Data items:
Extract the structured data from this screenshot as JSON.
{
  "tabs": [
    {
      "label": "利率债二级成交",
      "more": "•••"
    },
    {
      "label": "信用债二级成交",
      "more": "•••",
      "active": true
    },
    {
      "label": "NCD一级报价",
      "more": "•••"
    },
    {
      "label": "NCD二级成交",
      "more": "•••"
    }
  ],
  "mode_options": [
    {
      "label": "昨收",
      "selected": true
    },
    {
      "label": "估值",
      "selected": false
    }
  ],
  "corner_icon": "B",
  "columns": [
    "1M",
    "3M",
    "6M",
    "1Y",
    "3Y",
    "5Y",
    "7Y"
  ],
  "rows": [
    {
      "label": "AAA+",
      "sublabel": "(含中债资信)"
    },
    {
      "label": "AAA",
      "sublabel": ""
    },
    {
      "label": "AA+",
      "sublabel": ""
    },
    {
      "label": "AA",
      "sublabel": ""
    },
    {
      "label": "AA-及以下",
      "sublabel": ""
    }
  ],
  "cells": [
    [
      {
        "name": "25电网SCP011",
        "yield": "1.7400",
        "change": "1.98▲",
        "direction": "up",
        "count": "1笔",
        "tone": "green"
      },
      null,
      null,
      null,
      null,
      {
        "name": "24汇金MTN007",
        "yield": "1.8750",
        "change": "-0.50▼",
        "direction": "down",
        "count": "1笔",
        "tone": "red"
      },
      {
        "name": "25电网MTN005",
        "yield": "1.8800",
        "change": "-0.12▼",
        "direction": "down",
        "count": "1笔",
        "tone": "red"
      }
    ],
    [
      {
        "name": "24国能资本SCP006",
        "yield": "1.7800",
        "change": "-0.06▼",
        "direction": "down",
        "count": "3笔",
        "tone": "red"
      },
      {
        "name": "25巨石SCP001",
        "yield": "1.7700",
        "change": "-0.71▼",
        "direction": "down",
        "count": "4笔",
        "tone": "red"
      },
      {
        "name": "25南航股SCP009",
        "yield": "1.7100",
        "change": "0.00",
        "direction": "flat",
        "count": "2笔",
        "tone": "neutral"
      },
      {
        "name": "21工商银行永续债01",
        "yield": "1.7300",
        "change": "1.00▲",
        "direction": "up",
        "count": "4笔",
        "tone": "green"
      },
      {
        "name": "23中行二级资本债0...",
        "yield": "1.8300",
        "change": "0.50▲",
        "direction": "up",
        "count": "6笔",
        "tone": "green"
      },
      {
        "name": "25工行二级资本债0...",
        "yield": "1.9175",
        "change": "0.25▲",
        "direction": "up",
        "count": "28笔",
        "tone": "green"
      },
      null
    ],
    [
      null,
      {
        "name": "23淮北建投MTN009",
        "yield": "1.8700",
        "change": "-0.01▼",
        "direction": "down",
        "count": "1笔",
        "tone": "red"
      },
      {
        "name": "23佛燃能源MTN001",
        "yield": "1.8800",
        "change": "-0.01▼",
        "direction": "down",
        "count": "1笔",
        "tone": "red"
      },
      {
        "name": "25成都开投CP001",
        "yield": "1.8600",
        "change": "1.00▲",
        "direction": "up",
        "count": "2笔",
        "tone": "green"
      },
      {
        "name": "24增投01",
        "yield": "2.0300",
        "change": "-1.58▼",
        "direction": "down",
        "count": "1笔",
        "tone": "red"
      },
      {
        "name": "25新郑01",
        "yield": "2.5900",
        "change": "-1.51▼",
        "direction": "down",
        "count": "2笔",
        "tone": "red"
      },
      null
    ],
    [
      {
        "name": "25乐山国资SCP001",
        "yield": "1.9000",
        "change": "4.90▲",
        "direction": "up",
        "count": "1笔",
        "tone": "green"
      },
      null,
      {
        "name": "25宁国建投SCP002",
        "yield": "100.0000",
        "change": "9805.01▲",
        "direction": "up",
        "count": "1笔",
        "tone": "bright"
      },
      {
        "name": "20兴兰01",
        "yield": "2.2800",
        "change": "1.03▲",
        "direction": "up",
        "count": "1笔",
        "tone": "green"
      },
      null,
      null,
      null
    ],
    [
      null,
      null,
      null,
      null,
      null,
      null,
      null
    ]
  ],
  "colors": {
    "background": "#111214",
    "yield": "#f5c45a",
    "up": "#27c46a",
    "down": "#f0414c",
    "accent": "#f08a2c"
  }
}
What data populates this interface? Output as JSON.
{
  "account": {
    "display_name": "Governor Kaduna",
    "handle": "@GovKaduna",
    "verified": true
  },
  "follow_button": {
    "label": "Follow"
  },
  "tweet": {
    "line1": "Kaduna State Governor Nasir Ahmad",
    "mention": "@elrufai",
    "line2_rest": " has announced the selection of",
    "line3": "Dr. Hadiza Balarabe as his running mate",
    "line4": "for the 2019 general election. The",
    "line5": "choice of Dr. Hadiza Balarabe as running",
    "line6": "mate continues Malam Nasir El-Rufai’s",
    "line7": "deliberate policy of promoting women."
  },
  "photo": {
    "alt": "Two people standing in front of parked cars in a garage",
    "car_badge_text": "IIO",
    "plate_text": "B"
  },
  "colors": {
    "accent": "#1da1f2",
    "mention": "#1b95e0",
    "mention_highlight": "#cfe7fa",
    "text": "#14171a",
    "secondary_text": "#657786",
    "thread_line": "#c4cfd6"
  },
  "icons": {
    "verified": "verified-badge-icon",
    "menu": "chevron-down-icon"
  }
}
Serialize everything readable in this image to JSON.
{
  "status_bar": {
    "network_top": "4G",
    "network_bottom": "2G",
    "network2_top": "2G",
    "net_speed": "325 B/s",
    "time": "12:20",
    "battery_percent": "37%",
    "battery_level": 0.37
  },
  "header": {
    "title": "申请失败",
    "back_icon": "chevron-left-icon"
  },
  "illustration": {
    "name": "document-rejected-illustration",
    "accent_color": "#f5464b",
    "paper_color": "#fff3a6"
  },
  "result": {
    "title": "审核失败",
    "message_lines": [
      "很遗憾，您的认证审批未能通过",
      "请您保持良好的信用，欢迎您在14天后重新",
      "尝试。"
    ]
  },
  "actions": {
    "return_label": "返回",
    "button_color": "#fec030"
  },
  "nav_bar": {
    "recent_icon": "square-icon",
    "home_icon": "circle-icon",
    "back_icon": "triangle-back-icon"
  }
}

- _What to work on_:
Transcribe exactly, and only, the lines from the one bearing "Serialize everything readable" through the last line of the entries, counting both.

- _Correct response_:
Serialize everything readable in this image to JSON.
{
  "status_bar": {
    "network_top": "4G",
    "network_bottom": "2G",
    "network2_top": "2G",
    "net_speed": "325 B/s",
    "time": "12:20",
    "battery_percent": "37%",
    "battery_level": 0.37
  },
  "header": {
    "title": "申请失败",
    "back_icon": "chevron-left-icon"
  },
  "illustration": {
    "name": "document-rejected-illustration",
    "accent_color": "#f5464b",
    "paper_color": "#fff3a6"
  },
  "result": {
    "title": "审核失败",
    "message_lines": [
      "很遗憾，您的认证审批未能通过",
      "请您保持良好的信用，欢迎您在14天后重新",
      "尝试。"
    ]
  },
  "actions": {
    "return_label": "返回",
    "button_color": "#fec030"
  },
  "nav_bar": {
    "recent_icon": "square-icon",
    "home_icon": "circle-icon",
    "back_icon": "triangle-back-icon"
  }
}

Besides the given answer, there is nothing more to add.